▶ [What is needed]: Every entry must be given again exactly.

Figure contents as structured data:

+--

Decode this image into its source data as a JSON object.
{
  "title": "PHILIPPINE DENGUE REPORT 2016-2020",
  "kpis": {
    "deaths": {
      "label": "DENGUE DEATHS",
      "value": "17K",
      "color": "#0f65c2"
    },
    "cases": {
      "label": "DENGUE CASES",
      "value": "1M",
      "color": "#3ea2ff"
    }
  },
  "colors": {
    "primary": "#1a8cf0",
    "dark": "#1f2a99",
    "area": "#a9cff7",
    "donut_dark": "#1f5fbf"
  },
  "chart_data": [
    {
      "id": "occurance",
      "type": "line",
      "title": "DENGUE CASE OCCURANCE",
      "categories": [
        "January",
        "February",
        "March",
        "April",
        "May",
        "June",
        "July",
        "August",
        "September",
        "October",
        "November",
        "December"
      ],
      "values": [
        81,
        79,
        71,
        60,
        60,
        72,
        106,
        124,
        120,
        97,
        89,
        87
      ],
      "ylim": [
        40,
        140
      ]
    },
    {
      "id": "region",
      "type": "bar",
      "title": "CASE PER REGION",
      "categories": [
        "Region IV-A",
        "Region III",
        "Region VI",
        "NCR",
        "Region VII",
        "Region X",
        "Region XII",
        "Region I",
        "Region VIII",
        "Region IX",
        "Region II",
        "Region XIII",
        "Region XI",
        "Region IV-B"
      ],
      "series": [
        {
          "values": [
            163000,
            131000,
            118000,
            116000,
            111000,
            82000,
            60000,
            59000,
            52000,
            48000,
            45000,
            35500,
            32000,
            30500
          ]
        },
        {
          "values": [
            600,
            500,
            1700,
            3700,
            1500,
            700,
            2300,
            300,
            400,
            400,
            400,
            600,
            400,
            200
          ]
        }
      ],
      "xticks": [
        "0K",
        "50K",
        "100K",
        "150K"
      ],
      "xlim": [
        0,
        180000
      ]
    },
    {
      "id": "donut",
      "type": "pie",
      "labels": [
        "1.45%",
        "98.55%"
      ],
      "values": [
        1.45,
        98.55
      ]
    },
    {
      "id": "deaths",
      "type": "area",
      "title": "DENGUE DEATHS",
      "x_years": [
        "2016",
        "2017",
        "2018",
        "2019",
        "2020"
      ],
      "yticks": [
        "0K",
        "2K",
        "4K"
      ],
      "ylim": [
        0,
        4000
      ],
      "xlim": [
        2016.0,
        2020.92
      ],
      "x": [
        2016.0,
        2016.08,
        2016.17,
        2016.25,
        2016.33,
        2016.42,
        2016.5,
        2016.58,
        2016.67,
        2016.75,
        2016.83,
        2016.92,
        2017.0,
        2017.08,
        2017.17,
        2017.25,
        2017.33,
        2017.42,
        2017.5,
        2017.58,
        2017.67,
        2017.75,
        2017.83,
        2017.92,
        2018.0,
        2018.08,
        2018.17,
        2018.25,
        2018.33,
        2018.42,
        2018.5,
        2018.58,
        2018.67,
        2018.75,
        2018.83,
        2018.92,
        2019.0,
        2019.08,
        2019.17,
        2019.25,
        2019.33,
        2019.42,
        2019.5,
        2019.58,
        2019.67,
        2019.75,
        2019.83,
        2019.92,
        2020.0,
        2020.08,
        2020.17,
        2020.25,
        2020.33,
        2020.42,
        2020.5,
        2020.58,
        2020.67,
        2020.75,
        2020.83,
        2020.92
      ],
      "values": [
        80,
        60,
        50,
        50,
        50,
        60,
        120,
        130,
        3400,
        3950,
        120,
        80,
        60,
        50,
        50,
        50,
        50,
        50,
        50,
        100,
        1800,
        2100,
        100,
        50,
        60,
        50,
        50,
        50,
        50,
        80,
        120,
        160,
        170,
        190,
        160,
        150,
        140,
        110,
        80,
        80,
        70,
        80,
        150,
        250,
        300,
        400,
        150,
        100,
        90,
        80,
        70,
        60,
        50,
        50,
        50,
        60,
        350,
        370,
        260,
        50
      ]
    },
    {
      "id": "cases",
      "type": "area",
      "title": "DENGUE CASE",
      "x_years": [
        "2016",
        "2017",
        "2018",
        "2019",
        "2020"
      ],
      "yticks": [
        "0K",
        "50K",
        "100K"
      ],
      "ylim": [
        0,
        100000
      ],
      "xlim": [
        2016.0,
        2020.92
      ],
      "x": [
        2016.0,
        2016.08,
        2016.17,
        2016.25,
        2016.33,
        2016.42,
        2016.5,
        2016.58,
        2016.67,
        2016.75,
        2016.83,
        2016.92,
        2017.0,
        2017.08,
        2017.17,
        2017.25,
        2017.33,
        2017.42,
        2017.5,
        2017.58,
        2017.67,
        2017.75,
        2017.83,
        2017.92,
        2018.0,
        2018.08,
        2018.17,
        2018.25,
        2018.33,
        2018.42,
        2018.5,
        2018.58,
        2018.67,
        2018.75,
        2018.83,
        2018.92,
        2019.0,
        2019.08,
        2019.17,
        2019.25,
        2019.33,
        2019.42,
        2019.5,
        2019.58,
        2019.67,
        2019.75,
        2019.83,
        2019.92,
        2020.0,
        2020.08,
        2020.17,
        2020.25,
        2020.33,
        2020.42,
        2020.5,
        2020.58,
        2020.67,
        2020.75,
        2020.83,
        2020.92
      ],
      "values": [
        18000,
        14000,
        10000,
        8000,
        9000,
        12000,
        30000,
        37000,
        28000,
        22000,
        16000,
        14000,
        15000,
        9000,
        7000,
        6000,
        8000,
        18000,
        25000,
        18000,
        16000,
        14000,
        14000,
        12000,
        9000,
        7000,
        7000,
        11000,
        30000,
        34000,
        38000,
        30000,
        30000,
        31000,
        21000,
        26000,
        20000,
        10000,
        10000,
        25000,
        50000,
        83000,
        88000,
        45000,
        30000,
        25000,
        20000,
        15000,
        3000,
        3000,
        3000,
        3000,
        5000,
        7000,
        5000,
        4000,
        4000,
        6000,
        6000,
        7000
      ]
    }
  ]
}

+--

▶ [Task solution]:
Decode this image into its source data as a JSON object.
{
  "title": "PHILIPPINE DENGUE REPORT 2016-2020",
  "kpis": {
    "deaths": {
      "label": "DENGUE DEATHS",
      "value": "17K",
      "color": "#0f65c2"
    },
    "cases": {
      "label": "DENGUE CASES",
      "value": "1M",
      "color": "#3ea2ff"
    }
  },
  "colors": {
    "primary": "#1a8cf0",
    "dark": "#1f2a99",
    "area": "#a9cff7",
    "donut_dark": "#1f5fbf"
  },
  "chart_data": [
    {
      "id": "occurance",
      "type": "line",
      "title": "DENGUE CASE OCCURANCE",
      "categories": [
        "January",
        "February",
        "March",
        "April",
        "May",
        "June",
        "July",
        "August",
        "September",
        "October",
        "November",
        "December"
      ],
      "values": [
        81,
        79,
        71,
        60,
        60,
        72,
        106,
        124,
        120,
        97,
        89,
        87
      ],
      "ylim": [
        40,
        140
      ]
    },
    {
      "id": "region",
      "type": "bar",
      "title": "CASE PER REGION",
      "categories": [
        "Region IV-A",
        "Region III",
        "Region VI",
        "NCR",
        "Region VII",
        "Region X",
        "Region XII",
        "Region I",
        "Region VIII",
        "Region IX",
        "Region II",
        "Region XIII",
        "Region XI",
        "Region IV-B"
      ],
      "series": [
        {
          "values": [
            163000,
            131000,
            118000,
            116000,
            111000,
            82000,
            60000,
            59000,
            52000,
            48000,
            45000,
            35500,
            32000,
            30500
          ]
        },
        {
          "values": [
            600,
            500,
            1700,
            3700,
            1500,
            700,
            2300,
            300,
            400,
            400,
            400,
            600,
            400,
            200
          ]
        }
      ],
      "xticks": [
        "0K",
        "50K",
        "100K",
        "150K"
      ],
      "xlim": [
        0,
        180000
      ]
    },
    {
      "id": "donut",
      "type": "pie",
      "labels": [
        "1.45%",
        "98.55%"
      ],
      "values": [
        1.45,
        98.55
      ]
    },
    {
      "id": "deaths",
      "type": "area",
      "title": "DENGUE DEATHS",
      "x_years": [
        "2016",
        "2017",
        "2018",
        "2019",
        "2020"
      ],
      "yticks": [
        "0K",
        "2K",
        "4K"
      ],
      "ylim": [
        0,
        4000
      ],
      "xlim": [
        2016.0,
        2020.92
      ],
      "x": [
        2016.0,
        2016.08,
        2016.17,
        2016.25,
        2016.33,
        2016.42,
        2016.5,
        2016.58,
        2016.67,
        2016.75,
        2016.83,
        2016.92,
        2017.0,
        2017.08,
        2017.17,
        2017.25,
        2017.33,
        2017.42,
        2017.5,
        2017.58,
        2017.67,
        2017.75,
        2017.83,
        2017.92,
        2018.0,
        2018.08,
        2018.17,
        2018.25,
        2018.33,
        2018.42,
        2018.5,
        2018.58,
        2018.67,
        2018.75,
        2018.83,
        2018.92,
        2019.0,
        2019.08,
        2019.17,
        2019.25,
        2019.33,
        2019.42,
        2019.5,
        2019.58,
        2019.67,
        2019.75,
        2019.83,
        2019.92,
        2020.0,
        2020.08,
        2020.17,
        2020.25,
        2020.33,
        2020.42,
        2020.5,
        2020.58,
        2020.67,
        2020.75,
        2020.83,
        2020.92
      ],
      "values": [
        80,
        60,
        50,
        50,
        50,
        60,
        120,
        130,
        3400,
        3950,
        120,
        80,
        60,
        50,
        50,
        50,
        50,
        50,
        50,
        100,
        1800,
        2100,
        100,
        50,
        60,
        50,
        50,
        50,
        50,
        80,
        120,
        160,
        170,
        190,
        160,
        150,
        140,
        110,
        80,
        80,
        70,
        80,
        150,
        250,
        300,
        400,
        150,
        100,
        90,
        80,
        70,
        60,
        50,
        50,
        50,
        60,
        350,
        370,
        260,
        50
      ]
    },
    {
      "id": "cases",
      "type": "area",
      "title": "DENGUE CASE",
      "x_years": [
        "2016",
        "2017",
        "2018",
        "2019",
        "2020"
      ],
      "yticks": [
        "0K",
        "50K",
        "100K"
      ],
      "ylim": [
        0,
        100000
      ],
      "xlim": [
        2016.0,
        2020.92
      ],
      "x": [
        2016.0,
        2016.08,
        2016.17,
        2016.25,
        2016.33,
        2016.42,
        2016.5,
        2016.58,
        2016.67,
        2016.75,
        2016.83,
        2016.92,
        2017.0,
        2017.08,
        2017.17,
        2017.25,
        2017.33,
        2017.42,
        2017.5,
        2017.58,
        2017.67,
        2017.75,
        2017.83,
        2017.92,
        2018.0,
        2018.08,
        2018.17,
        2018.25,
        2018.33,
        2018.42,
        2018.5,
        2018.58,
        2018.67,
        2018.75,
        2018.83,
        2018.92,
        2019.0,
        2019.08,
        2019.17,
        2019.25,
        2019.33,
        2019.42,
        2019.5,
        2019.58,
        2019.67,
        2019.75,
        2019.83,
        2019.92,
        2020.0,
        2020.08,
        2020.17,
        2020.25,
        2020.33,
        2020.42,
        2020.5,
        2020.58,
        2020.67,
        2020.75,
        2020.83,
        2020.92
      ],
      "values": [
        18000,
        14000,
        10000,
        8000,
        9000,
        12000,
        30000,
        37000,
        28000,
        22000,
        16000,
        14000,
        15000,
        9000,
        7000,
        6000,
        8000,
        18000,
        25000,
        18000,
        16000,
        14000,
        14000,
        12000,
        9000,
        7000,
        7000,
        11000,
        30000,
        34000,
        38000,
        30000,
        30000,
        31000,
        21000,
        26000,
        20000,
        10000,
        10000,
        25000,
        50000,
        83000,
        88000,
        45000,
        30000,
        25000,
        20000,
        15000,
        3000,
        3000,
        3000,
        3000,
        5000,
        7000,
        5000,
        4000,
        4000,
        6000,
        6000,
        7000
      ]
    }
  ]
}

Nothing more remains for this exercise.